## Begin GIVEN RECORDS

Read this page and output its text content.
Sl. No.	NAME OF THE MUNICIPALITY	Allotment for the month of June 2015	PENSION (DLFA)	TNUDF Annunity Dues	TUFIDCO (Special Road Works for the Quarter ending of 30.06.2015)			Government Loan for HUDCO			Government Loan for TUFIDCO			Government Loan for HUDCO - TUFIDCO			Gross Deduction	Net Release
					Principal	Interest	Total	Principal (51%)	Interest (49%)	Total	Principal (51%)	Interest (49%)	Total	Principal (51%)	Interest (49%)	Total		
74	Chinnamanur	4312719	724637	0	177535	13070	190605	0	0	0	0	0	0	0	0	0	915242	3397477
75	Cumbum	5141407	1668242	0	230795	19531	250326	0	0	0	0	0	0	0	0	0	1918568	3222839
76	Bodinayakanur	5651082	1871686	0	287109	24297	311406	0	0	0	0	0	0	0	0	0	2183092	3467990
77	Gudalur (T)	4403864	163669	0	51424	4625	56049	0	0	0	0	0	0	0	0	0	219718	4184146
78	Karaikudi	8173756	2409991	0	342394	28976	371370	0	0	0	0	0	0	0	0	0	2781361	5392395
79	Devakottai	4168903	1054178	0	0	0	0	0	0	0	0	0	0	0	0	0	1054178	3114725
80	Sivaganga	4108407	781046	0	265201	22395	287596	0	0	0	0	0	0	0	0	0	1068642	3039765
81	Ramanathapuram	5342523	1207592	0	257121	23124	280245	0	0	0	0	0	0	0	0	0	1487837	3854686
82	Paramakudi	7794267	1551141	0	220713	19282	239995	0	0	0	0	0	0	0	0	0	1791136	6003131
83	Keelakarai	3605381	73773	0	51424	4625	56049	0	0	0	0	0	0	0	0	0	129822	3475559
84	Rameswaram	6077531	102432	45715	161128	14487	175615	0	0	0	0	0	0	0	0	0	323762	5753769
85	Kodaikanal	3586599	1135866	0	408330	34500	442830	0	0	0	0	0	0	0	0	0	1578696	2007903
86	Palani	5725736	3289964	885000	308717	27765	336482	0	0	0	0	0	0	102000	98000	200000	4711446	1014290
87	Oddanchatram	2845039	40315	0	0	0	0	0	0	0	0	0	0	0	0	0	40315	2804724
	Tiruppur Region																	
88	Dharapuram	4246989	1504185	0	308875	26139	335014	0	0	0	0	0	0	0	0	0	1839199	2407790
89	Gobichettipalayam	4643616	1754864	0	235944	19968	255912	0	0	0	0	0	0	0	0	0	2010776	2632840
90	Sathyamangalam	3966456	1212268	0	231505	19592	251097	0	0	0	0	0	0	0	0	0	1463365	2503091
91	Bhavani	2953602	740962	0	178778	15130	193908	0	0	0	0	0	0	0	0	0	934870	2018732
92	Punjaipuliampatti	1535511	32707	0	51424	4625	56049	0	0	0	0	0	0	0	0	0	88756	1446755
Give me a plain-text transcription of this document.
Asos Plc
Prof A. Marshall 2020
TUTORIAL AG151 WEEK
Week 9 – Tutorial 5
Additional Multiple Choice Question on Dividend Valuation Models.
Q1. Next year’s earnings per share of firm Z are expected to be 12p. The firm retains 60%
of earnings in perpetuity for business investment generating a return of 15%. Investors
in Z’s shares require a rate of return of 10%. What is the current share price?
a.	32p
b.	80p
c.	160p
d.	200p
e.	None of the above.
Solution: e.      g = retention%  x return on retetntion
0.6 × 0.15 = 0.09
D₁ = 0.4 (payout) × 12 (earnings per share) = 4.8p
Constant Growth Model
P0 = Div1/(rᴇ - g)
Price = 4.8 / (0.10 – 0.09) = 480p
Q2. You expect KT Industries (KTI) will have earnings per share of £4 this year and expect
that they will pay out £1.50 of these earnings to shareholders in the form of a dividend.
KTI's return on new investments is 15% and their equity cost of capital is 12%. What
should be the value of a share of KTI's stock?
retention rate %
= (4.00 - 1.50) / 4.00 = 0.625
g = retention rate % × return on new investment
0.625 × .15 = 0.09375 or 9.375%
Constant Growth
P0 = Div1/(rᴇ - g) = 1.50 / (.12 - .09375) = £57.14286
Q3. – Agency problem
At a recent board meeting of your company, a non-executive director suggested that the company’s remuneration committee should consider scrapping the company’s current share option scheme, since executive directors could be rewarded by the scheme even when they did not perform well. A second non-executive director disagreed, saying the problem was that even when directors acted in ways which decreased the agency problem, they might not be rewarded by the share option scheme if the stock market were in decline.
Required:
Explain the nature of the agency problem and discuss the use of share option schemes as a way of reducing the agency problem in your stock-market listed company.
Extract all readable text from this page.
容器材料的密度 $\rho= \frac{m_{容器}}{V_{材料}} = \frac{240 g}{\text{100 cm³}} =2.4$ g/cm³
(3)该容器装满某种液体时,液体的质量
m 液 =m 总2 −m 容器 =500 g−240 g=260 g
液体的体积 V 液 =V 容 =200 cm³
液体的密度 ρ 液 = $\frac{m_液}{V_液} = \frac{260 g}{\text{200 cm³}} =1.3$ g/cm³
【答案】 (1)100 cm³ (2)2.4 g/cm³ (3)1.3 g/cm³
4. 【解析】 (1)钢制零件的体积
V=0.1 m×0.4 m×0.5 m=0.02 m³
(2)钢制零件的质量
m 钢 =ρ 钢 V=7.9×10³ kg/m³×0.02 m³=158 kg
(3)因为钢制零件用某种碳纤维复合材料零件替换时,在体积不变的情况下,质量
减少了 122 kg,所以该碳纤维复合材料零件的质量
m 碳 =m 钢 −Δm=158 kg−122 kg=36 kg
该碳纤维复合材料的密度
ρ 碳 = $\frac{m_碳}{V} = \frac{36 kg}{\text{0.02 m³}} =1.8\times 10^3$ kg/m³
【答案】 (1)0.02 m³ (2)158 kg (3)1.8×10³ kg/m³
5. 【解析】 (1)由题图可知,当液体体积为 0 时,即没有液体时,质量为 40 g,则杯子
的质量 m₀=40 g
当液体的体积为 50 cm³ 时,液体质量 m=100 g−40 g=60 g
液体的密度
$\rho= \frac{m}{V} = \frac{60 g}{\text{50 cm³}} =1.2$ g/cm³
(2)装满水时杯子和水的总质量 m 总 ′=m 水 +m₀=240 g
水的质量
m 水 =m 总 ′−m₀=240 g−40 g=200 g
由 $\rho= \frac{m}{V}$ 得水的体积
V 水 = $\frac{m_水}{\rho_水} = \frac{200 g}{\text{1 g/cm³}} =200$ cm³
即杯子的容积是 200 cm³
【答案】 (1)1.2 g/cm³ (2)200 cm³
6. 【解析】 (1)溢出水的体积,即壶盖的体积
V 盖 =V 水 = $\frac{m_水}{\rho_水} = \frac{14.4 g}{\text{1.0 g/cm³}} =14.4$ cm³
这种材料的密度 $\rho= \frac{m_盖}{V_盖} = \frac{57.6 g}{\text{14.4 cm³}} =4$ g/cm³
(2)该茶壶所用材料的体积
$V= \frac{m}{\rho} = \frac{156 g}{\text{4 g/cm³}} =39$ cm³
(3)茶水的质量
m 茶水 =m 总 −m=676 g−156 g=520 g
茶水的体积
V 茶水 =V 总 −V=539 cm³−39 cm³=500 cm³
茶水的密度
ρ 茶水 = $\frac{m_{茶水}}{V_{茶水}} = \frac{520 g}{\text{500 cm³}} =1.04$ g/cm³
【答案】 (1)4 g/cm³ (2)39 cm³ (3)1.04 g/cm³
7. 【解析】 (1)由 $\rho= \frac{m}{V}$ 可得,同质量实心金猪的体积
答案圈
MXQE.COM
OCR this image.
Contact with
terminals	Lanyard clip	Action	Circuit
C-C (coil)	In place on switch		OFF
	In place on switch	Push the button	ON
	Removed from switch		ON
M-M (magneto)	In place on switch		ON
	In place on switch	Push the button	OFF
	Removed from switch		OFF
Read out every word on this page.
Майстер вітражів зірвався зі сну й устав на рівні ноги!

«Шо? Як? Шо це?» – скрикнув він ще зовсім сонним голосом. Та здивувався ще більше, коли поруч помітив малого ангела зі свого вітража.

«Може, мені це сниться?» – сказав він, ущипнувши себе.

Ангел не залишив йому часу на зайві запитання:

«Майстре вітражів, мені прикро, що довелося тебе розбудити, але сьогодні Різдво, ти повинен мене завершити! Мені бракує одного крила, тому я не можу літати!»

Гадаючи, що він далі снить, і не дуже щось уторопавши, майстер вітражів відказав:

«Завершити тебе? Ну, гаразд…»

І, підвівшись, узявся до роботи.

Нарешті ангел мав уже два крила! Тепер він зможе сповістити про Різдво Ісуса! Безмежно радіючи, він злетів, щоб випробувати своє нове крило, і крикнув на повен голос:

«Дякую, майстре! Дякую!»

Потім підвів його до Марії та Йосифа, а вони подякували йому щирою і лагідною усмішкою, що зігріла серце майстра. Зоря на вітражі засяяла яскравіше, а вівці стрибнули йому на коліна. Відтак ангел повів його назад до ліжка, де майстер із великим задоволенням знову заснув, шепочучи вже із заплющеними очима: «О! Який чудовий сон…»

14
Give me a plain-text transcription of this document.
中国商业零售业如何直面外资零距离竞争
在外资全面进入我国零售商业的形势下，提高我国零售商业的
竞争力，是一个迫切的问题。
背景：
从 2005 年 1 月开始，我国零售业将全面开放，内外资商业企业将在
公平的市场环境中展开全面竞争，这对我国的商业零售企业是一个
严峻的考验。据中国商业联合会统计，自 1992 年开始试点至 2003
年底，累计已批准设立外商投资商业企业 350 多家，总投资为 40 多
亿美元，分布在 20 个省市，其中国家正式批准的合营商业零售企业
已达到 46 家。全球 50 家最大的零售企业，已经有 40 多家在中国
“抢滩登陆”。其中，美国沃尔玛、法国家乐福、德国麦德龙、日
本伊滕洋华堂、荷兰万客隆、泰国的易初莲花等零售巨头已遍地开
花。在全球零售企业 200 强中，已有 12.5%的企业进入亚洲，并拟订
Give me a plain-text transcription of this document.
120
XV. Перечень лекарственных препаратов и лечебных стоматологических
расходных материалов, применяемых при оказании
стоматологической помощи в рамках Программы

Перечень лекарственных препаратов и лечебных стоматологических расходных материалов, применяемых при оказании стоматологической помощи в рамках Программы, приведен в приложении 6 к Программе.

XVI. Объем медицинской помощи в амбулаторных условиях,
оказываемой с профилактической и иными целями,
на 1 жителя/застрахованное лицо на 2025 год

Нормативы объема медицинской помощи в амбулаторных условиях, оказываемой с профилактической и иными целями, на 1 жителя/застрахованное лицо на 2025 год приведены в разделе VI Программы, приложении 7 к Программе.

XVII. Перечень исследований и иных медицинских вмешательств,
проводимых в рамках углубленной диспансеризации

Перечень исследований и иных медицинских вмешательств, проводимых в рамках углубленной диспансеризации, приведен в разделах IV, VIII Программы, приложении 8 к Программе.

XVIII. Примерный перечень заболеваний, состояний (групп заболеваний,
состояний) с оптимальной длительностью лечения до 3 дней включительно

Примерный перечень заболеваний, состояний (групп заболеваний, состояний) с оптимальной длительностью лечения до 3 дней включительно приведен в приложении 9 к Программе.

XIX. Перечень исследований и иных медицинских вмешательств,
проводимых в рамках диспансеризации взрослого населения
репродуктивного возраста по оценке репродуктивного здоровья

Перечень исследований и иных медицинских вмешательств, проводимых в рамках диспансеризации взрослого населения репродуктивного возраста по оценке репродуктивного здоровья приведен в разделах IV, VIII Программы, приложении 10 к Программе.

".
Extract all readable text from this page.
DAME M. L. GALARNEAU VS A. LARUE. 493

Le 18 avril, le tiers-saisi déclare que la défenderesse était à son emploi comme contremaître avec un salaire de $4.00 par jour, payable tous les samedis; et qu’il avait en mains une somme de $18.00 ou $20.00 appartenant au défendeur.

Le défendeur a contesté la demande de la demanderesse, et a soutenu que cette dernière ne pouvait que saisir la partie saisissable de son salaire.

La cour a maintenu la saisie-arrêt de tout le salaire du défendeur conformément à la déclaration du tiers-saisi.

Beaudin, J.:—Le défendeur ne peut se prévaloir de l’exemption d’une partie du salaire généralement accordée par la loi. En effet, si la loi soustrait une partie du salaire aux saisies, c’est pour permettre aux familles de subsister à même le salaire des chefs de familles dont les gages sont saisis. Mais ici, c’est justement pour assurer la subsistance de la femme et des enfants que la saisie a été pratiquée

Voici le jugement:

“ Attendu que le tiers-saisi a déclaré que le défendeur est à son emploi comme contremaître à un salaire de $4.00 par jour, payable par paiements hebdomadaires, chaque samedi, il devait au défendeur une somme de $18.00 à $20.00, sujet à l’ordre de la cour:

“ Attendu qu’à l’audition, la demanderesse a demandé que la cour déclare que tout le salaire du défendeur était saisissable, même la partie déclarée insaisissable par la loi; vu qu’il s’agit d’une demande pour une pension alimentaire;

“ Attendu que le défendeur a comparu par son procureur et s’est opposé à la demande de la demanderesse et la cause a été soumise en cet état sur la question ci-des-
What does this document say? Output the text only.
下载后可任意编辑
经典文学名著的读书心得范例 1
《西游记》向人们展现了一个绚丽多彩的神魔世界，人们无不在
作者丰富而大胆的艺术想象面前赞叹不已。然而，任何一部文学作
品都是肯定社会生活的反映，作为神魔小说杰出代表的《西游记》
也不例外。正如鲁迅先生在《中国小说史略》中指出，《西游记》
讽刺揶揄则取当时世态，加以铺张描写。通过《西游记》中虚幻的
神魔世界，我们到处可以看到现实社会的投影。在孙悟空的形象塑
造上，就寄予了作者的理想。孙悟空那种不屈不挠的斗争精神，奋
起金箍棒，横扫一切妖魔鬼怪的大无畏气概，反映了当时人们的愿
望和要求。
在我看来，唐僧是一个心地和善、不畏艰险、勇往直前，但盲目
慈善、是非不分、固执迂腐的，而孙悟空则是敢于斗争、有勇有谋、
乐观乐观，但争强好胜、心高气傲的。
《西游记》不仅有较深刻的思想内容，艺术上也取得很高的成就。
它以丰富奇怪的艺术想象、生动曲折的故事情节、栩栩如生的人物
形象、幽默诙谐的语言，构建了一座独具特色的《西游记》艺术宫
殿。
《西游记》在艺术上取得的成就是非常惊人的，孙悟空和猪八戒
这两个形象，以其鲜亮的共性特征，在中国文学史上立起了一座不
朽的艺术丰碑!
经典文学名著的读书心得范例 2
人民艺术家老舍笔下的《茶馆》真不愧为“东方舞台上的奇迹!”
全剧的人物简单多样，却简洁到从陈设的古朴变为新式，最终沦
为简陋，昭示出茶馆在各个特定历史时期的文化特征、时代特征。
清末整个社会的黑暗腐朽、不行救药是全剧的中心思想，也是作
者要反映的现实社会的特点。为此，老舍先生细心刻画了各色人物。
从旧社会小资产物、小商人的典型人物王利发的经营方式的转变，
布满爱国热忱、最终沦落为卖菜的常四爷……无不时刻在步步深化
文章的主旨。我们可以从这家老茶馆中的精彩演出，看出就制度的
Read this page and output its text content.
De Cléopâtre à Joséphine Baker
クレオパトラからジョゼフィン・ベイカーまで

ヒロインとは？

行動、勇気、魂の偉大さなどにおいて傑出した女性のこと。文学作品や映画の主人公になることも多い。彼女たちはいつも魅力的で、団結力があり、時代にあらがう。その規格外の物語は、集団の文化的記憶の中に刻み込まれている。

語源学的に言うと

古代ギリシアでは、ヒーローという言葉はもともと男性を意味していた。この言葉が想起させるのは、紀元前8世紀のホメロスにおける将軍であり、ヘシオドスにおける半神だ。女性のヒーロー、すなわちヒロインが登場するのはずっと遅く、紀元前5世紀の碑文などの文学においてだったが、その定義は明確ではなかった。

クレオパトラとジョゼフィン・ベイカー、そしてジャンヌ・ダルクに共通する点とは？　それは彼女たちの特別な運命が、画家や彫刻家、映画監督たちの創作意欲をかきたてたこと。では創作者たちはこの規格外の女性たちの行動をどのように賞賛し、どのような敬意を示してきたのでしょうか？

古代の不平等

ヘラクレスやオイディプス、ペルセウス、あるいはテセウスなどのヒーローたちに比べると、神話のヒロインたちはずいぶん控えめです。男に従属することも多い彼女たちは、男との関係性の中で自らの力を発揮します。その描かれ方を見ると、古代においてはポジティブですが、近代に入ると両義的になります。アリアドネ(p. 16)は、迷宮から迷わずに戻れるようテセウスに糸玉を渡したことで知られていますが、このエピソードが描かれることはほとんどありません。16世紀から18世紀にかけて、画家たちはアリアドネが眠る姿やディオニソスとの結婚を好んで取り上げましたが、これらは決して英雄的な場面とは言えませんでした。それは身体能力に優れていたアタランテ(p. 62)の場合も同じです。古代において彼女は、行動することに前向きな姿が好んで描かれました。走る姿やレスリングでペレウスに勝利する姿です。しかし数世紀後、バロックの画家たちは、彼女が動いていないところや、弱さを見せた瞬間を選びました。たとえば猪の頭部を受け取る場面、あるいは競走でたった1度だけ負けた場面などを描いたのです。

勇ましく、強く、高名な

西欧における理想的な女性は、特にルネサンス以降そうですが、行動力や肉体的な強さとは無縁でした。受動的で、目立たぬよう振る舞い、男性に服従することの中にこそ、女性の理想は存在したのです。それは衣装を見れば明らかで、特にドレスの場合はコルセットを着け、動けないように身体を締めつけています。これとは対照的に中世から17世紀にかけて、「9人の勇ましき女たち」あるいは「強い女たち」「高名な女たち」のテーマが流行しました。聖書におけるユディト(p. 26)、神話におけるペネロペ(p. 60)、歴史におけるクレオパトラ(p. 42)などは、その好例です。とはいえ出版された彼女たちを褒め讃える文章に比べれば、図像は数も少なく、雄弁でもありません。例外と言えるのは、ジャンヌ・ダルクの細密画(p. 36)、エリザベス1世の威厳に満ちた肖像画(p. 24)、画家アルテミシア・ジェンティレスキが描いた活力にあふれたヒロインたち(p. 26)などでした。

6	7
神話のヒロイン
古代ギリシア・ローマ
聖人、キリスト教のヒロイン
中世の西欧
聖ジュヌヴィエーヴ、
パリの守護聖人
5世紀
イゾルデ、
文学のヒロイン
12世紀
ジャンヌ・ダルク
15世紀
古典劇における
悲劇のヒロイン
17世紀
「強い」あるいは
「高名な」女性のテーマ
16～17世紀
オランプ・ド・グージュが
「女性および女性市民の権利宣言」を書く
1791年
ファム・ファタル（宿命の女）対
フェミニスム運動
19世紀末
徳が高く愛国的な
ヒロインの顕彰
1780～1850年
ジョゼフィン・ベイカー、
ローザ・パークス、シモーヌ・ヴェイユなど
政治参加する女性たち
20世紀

## End GIVEN RECORDS

#### [PROBLEM DESCRIPTION]
Write out every line of the listing that holds the word "somme".

#### [THE RESULT]
Le 18 avril, le tiers-saisi déclare que la défenderesse était à son emploi comme contremaître avec un salaire de $4.00 par jour, payable tous les samedis; et qu’il avait en mains une somme de $18.00 ou $20.00 appartenant au défendeur.
“ Attendu que le tiers-saisi a déclaré que le défendeur est à son emploi comme contremaître à un salaire de $4.00 par jour, payable par paiements hebdomadaires, chaque samedi, il devait au défendeur une somme de $18.00 à $20.00, sujet à l’ordre de la cour:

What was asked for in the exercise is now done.